** start GIVEN RECORDS **

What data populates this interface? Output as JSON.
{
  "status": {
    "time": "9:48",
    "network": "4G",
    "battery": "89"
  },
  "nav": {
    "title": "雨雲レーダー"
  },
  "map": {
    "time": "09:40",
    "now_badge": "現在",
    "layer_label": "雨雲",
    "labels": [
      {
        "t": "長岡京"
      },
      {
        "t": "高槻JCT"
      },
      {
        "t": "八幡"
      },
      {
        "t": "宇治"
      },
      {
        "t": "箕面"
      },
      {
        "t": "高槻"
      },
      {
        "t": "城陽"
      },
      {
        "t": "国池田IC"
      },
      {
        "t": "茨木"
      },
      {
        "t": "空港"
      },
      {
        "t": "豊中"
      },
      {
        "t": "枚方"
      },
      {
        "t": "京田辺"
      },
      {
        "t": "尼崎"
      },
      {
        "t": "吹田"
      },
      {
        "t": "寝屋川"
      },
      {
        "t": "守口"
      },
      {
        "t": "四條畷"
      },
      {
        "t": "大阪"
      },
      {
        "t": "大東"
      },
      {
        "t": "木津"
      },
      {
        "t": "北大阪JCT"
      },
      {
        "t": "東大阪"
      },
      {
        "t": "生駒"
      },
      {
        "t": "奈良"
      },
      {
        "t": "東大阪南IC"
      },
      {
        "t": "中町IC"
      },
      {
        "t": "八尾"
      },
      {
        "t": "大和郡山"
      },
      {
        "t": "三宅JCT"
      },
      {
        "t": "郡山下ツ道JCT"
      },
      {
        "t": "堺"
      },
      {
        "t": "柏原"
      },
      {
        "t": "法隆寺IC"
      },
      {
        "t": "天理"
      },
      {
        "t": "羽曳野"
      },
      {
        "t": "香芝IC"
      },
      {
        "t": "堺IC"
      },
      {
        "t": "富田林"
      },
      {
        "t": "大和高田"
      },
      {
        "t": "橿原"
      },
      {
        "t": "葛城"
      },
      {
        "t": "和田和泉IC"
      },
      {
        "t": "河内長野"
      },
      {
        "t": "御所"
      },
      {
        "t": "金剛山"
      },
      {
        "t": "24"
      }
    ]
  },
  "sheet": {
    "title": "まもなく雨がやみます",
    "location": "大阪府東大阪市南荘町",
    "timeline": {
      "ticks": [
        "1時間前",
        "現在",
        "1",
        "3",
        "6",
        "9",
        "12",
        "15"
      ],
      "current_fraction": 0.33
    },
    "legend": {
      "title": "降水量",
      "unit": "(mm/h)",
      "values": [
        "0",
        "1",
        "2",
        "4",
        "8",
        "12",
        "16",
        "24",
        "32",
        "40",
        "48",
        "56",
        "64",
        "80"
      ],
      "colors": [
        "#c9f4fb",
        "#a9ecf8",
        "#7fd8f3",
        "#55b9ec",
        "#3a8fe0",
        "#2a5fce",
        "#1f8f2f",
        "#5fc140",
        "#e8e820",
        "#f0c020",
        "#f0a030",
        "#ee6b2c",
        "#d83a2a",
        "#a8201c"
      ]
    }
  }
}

** end GIVEN RECORDS **

- _EXERCISE DESCRIPTION_
Using the material above, gather every line that includes "title".

- _FINISHED ANSWER_
    "title": "雨雲レーダー"
    "title": "まもなく雨がやみます",
      "title": "降水量",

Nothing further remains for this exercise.